*Brief:* Search the listing for "title" and copy every line where it appears.

Data tied to figure images:
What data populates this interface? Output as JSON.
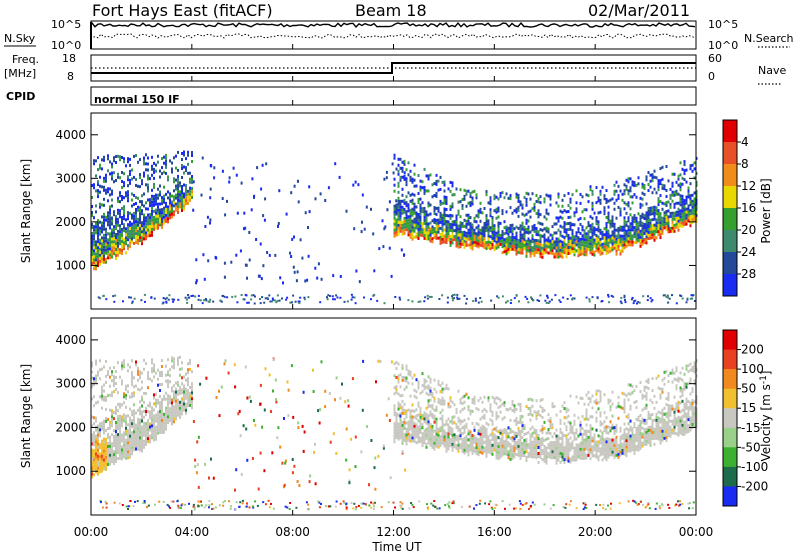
{
  "header": {
    "title": "Fort Hays East (fitACF)",
    "beam": "Beam 18",
    "date": "02/Mar/2011"
  },
  "strip_panels": {
    "nsky_label": "N.Sky",
    "nsky_ticks": [
      "10^5",
      "10^0"
    ],
    "nsearch_label": "N.Search",
    "nsearch_ticks": [
      "10^5",
      "10^0"
    ],
    "freq_label_line1": "Freq.",
    "freq_label_line2": "[MHz]",
    "freq_ticks": [
      "18",
      "8"
    ],
    "nave_label": "Nave",
    "nave_ticks": [
      "60",
      "0"
    ],
    "cpid_label": "CPID",
    "cpid_text": "normal 150 IF"
  },
  "chart_data": [
    {
      "type": "heatmap",
      "title": "",
      "quantity": "Power",
      "ylabel": "Slant Range [km]",
      "xlabel": "",
      "x_range_hours": [
        0,
        24
      ],
      "ylim": [
        0,
        4500
      ],
      "y_ticks": [
        "1000",
        "2000",
        "3000",
        "4000"
      ],
      "colorbar_label": "Power [dB]",
      "colorbar_ticks": [
        "4",
        "8",
        "12",
        "16",
        "20",
        "24",
        "28"
      ],
      "colorbar_colors": [
        "#1a2cf0",
        "#24499b",
        "#3e8a6e",
        "#35a030",
        "#e8d800",
        "#ef8c1a",
        "#e85028",
        "#e00000"
      ],
      "echo_regions": [
        {
          "start_hour": 0.0,
          "end_hour": 4.0,
          "lower_km": [
            900,
            1500,
            2500
          ],
          "upper_km": [
            3500,
            3500,
            3600
          ]
        },
        {
          "start_hour": 12.0,
          "end_hour": 24.0,
          "lower_km": [
            1700,
            1400,
            1200,
            1300,
            2000
          ],
          "upper_km": [
            3500,
            2700,
            2600,
            2900,
            3500
          ]
        }
      ],
      "near_range_clutter_km": [
        150,
        350
      ]
    },
    {
      "type": "heatmap",
      "title": "",
      "quantity": "Velocity",
      "ylabel": "Slant Range [km]",
      "xlabel": "Time UT",
      "x_range_hours": [
        0,
        24
      ],
      "ylim": [
        0,
        4500
      ],
      "y_ticks": [
        "1000",
        "2000",
        "3000",
        "4000"
      ],
      "x_ticks": [
        "00:00",
        "04:00",
        "08:00",
        "12:00",
        "16:00",
        "20:00",
        "00:00"
      ],
      "colorbar_label": "Velocity [m s",
      "colorbar_label_exp": "-1",
      "colorbar_label_end": "]",
      "colorbar_ticks": [
        "200",
        "100",
        "50",
        "15",
        "-15",
        "-50",
        "-100",
        "-200"
      ],
      "colorbar_colors": [
        "#1a2cf0",
        "#1c6b4a",
        "#3cb030",
        "#9ad08a",
        "#c8c8c0",
        "#f0c030",
        "#f08a20",
        "#e84020",
        "#e00000"
      ],
      "dominant_value_range": [
        -15,
        15
      ]
    }
  ]
}
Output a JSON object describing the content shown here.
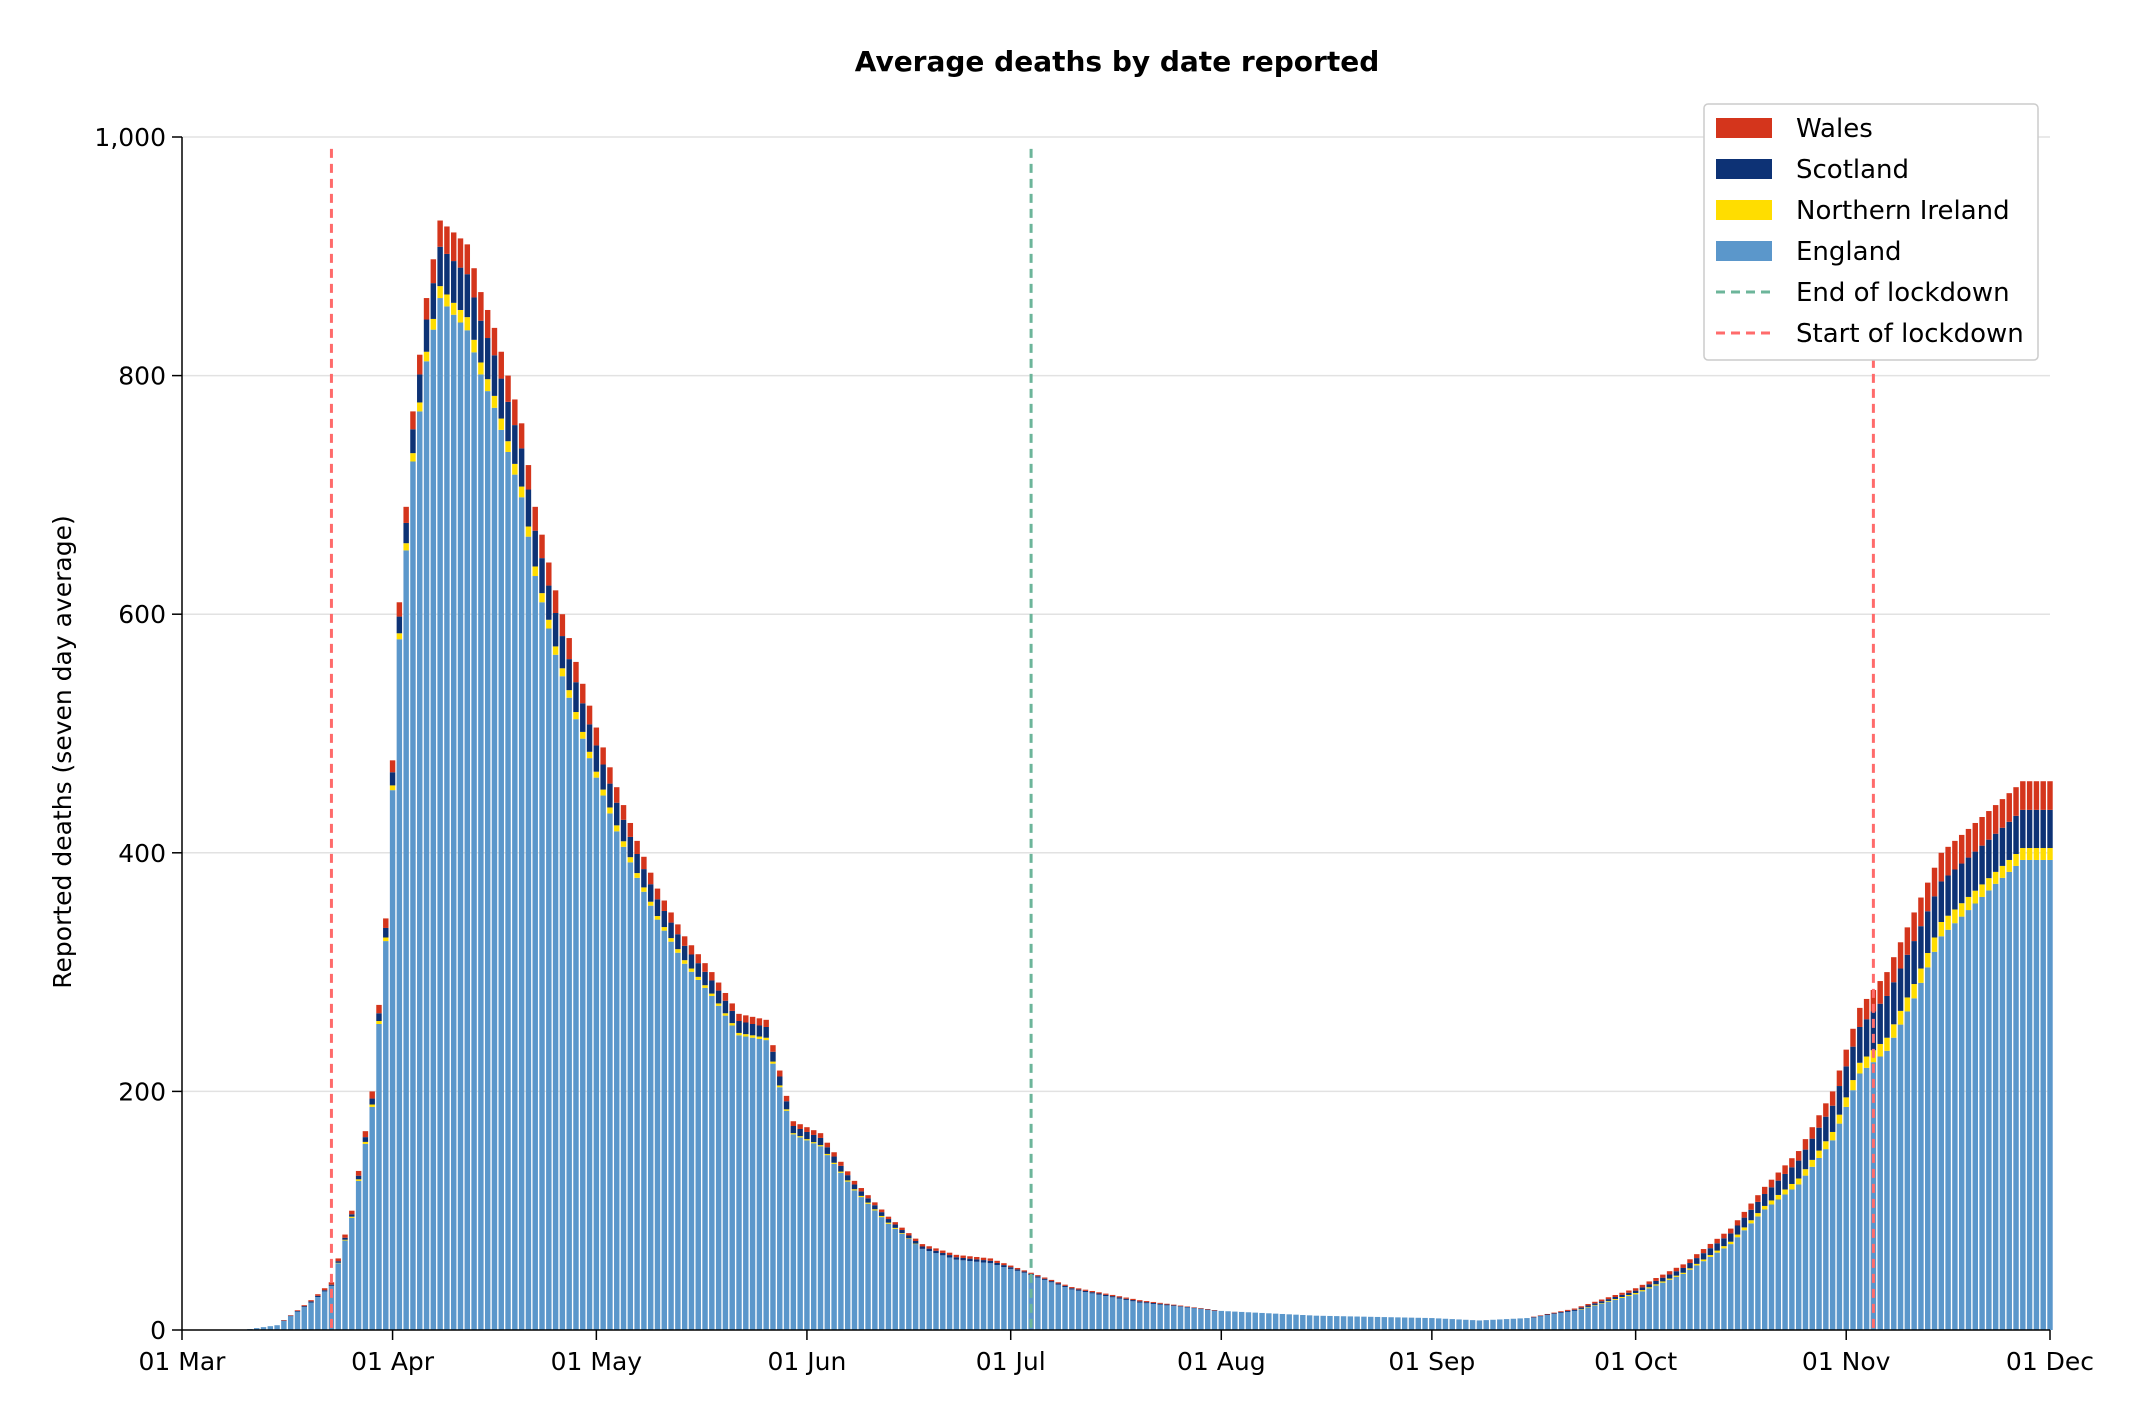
{
  "chart_data": {
    "type": "bar",
    "stacked": true,
    "title": "Average deaths by date reported",
    "xlabel": "",
    "ylabel": "Reported deaths (seven day average)",
    "ylim": [
      0,
      1000
    ],
    "yticks": [
      0,
      200,
      400,
      600,
      800,
      1000
    ],
    "ytick_labels": [
      "0",
      "200",
      "400",
      "600",
      "800",
      "1,000"
    ],
    "x_start": "2020-03-01",
    "x_end": "2020-12-01",
    "xticks": [
      "2020-03-01",
      "2020-04-01",
      "2020-05-01",
      "2020-06-01",
      "2020-07-01",
      "2020-08-01",
      "2020-09-01",
      "2020-10-01",
      "2020-11-01",
      "2020-12-01"
    ],
    "xtick_labels": [
      "01 Mar",
      "01 Apr",
      "01 May",
      "01 Jun",
      "01 Jul",
      "01 Aug",
      "01 Sep",
      "01 Oct",
      "01 Nov",
      "01 Dec"
    ],
    "grid": "horizontal",
    "legend_position": "top-right",
    "colors": {
      "England": "#5b97cb",
      "Northern Ireland": "#ffdd00",
      "Scotland": "#0d3275",
      "Wales": "#d4351c",
      "End of lockdown": "#6cb59a",
      "Start of lockdown": "#ff6b6b",
      "grid": "#e2e2e2"
    },
    "legend": [
      "Wales",
      "Scotland",
      "Northern Ireland",
      "England",
      "End of lockdown",
      "Start of lockdown"
    ],
    "stack_order": [
      "England",
      "Northern Ireland",
      "Scotland",
      "Wales"
    ],
    "vlines": [
      {
        "name": "Start of lockdown",
        "date": "2020-03-23"
      },
      {
        "name": "End of lockdown",
        "date": "2020-07-04"
      },
      {
        "name": "Start of lockdown",
        "date": "2020-11-05"
      }
    ],
    "anchors_date": [
      "2020-03-10",
      "2020-03-15",
      "2020-03-20",
      "2020-03-23",
      "2020-03-26",
      "2020-03-29",
      "2020-03-31",
      "2020-04-02",
      "2020-04-04",
      "2020-04-06",
      "2020-04-08",
      "2020-04-10",
      "2020-04-12",
      "2020-04-14",
      "2020-04-16",
      "2020-04-18",
      "2020-04-20",
      "2020-04-22",
      "2020-04-25",
      "2020-04-28",
      "2020-05-01",
      "2020-05-04",
      "2020-05-07",
      "2020-05-10",
      "2020-05-14",
      "2020-05-18",
      "2020-05-22",
      "2020-05-26",
      "2020-05-30",
      "2020-06-03",
      "2020-06-08",
      "2020-06-13",
      "2020-06-18",
      "2020-06-23",
      "2020-06-28",
      "2020-07-03",
      "2020-07-10",
      "2020-07-20",
      "2020-08-01",
      "2020-08-15",
      "2020-09-01",
      "2020-09-08",
      "2020-09-15",
      "2020-09-22",
      "2020-10-01",
      "2020-10-08",
      "2020-10-15",
      "2020-10-20",
      "2020-10-25",
      "2020-10-30",
      "2020-11-03",
      "2020-11-07",
      "2020-11-11",
      "2020-11-15",
      "2020-11-19",
      "2020-11-23",
      "2020-11-27",
      "2020-12-01"
    ],
    "anchors_total": [
      0,
      4,
      25,
      40,
      100,
      200,
      345,
      610,
      770,
      865,
      930,
      920,
      910,
      870,
      840,
      800,
      760,
      690,
      620,
      560,
      505,
      455,
      410,
      370,
      330,
      300,
      265,
      260,
      175,
      165,
      125,
      95,
      72,
      63,
      60,
      50,
      36,
      25,
      16,
      12,
      10,
      8,
      10,
      18,
      35,
      55,
      85,
      120,
      150,
      200,
      270,
      300,
      350,
      400,
      420,
      440,
      460,
      460
    ],
    "anchors_wales": [
      0,
      0,
      1,
      2,
      3,
      6,
      8,
      12,
      15,
      18,
      22,
      24,
      25,
      24,
      23,
      22,
      21,
      20,
      19,
      17,
      15,
      13,
      11,
      9,
      8,
      7,
      6,
      6,
      4,
      4,
      3,
      2,
      2,
      2,
      2,
      1,
      1,
      1,
      0,
      0,
      0,
      0,
      0,
      1,
      2,
      3,
      4,
      6,
      8,
      12,
      16,
      20,
      24,
      24,
      24,
      24,
      24,
      24
    ],
    "anchors_scotland": [
      0,
      0,
      1,
      1,
      2,
      5,
      8,
      14,
      20,
      27,
      33,
      35,
      36,
      35,
      34,
      33,
      32,
      30,
      28,
      25,
      22,
      19,
      16,
      14,
      12,
      11,
      10,
      9,
      6,
      6,
      4,
      3,
      2,
      2,
      2,
      1,
      1,
      1,
      0,
      0,
      0,
      0,
      0,
      1,
      2,
      4,
      7,
      10,
      15,
      22,
      30,
      35,
      36,
      34,
      33,
      32,
      32,
      32
    ],
    "anchors_ni": [
      0,
      0,
      0,
      0,
      1,
      2,
      3,
      5,
      7,
      8,
      10,
      10,
      11,
      10,
      10,
      9,
      9,
      8,
      7,
      6,
      5,
      5,
      4,
      3,
      3,
      2,
      2,
      2,
      1,
      1,
      1,
      1,
      0,
      0,
      0,
      0,
      0,
      0,
      0,
      0,
      0,
      0,
      0,
      0,
      1,
      1,
      2,
      3,
      5,
      7,
      9,
      11,
      12,
      12,
      11,
      10,
      10,
      10
    ]
  }
}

*Solution:*
    "title": "Fort Hays East (fitACF)",
      "title": "",
      "title": "",
    "title": "Average deaths by date reported",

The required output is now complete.